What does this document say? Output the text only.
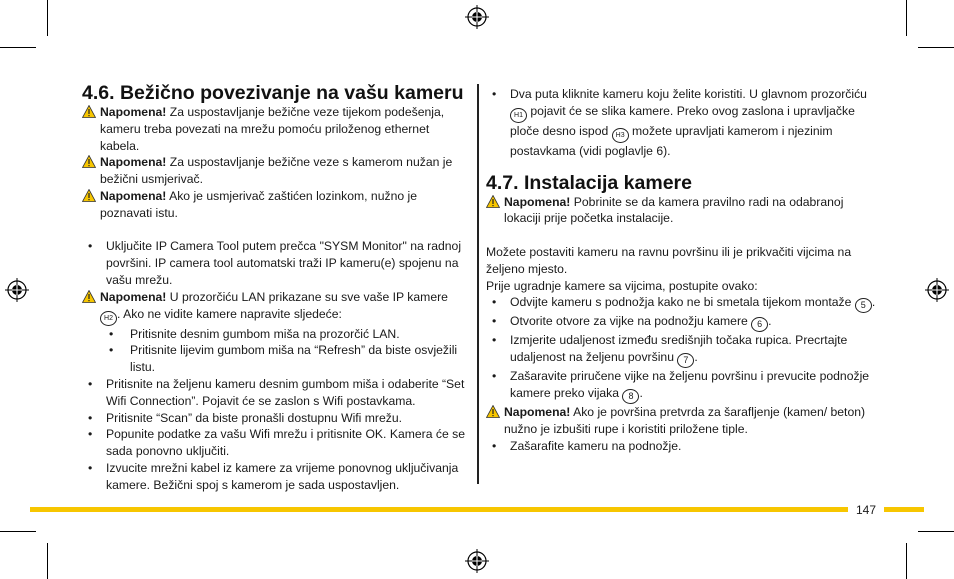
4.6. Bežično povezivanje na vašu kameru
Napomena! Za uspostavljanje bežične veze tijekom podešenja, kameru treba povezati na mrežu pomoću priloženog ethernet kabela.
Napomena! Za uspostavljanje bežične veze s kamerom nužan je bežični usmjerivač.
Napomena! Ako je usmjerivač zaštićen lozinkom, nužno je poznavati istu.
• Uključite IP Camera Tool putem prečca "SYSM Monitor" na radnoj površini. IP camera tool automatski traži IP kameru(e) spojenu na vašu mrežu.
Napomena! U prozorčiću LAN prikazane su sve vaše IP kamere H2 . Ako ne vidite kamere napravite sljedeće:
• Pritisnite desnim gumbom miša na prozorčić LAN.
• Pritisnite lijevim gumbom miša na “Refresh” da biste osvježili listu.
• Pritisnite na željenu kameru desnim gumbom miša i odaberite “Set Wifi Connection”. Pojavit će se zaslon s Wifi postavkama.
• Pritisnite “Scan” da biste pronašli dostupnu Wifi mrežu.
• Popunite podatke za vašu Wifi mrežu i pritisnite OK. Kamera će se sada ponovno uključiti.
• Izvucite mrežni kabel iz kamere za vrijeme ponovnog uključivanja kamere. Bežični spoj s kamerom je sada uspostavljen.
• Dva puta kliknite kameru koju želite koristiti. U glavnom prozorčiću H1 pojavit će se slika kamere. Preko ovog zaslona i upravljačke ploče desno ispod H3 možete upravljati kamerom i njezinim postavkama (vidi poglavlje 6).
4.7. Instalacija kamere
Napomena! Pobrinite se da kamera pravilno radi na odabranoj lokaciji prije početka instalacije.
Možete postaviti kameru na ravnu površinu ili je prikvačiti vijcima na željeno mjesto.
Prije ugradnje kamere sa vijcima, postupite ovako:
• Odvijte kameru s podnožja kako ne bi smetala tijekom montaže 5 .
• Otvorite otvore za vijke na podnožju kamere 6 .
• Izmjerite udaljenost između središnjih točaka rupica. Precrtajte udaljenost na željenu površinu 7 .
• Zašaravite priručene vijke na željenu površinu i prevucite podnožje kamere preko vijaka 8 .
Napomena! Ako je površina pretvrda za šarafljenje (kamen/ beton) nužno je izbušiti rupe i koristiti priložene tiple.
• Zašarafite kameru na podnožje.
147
__________________________________________________
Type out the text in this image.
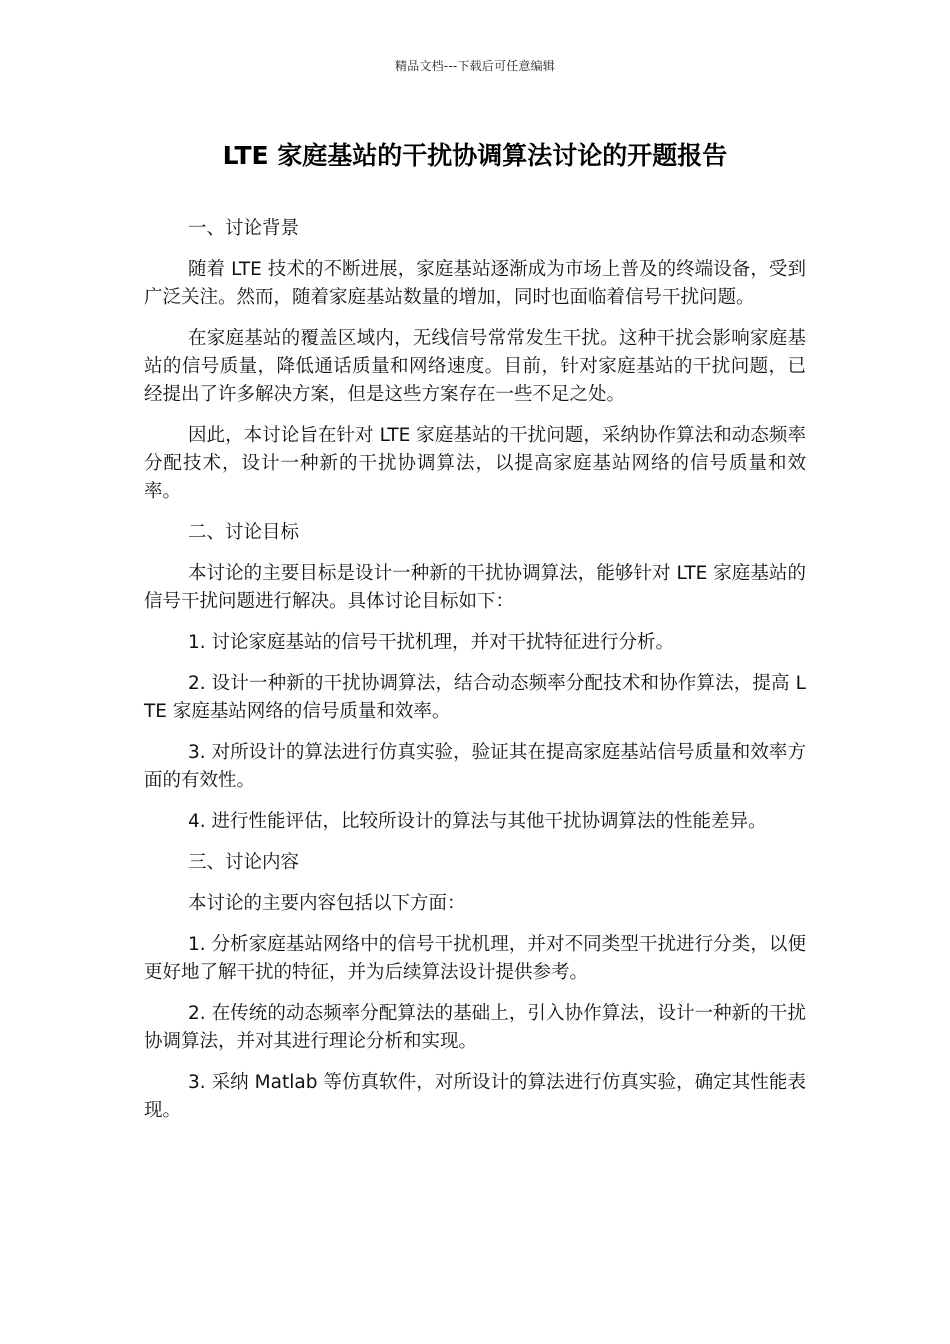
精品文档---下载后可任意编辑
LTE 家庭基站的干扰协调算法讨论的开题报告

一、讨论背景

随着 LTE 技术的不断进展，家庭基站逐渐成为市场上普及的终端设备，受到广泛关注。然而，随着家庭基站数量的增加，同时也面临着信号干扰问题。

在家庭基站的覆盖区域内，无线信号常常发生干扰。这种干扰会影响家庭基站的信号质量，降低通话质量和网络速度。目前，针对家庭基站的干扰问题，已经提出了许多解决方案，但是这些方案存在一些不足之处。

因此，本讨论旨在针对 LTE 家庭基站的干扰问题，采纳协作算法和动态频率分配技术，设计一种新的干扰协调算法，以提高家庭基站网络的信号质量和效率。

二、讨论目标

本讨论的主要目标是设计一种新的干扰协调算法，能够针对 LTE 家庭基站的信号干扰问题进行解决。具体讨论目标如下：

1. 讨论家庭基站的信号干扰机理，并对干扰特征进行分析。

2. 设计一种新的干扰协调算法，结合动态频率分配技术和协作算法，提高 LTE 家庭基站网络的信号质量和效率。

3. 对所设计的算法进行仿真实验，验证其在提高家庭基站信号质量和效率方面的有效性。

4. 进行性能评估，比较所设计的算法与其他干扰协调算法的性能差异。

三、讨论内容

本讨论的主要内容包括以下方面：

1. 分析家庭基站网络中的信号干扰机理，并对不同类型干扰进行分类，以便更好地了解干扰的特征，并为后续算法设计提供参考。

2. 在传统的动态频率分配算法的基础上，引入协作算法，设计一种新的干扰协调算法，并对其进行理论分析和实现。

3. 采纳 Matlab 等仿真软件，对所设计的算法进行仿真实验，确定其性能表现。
__________________________________________________
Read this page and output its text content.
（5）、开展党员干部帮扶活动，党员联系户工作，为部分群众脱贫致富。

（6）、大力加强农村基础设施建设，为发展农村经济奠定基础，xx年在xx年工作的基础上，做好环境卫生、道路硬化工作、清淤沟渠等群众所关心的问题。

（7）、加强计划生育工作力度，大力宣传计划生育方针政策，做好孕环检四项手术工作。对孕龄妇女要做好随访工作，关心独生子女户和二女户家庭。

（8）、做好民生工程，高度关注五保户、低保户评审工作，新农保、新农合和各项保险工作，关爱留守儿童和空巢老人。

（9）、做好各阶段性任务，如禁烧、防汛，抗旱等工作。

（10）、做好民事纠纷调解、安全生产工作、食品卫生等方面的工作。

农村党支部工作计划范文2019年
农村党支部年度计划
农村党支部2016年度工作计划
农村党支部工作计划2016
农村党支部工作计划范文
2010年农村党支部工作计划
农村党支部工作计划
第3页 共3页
__________________________________________________
# Request
Tally up the lines of the listing containing the word "uspostavljanje". Give only the total.

# Correct answer
2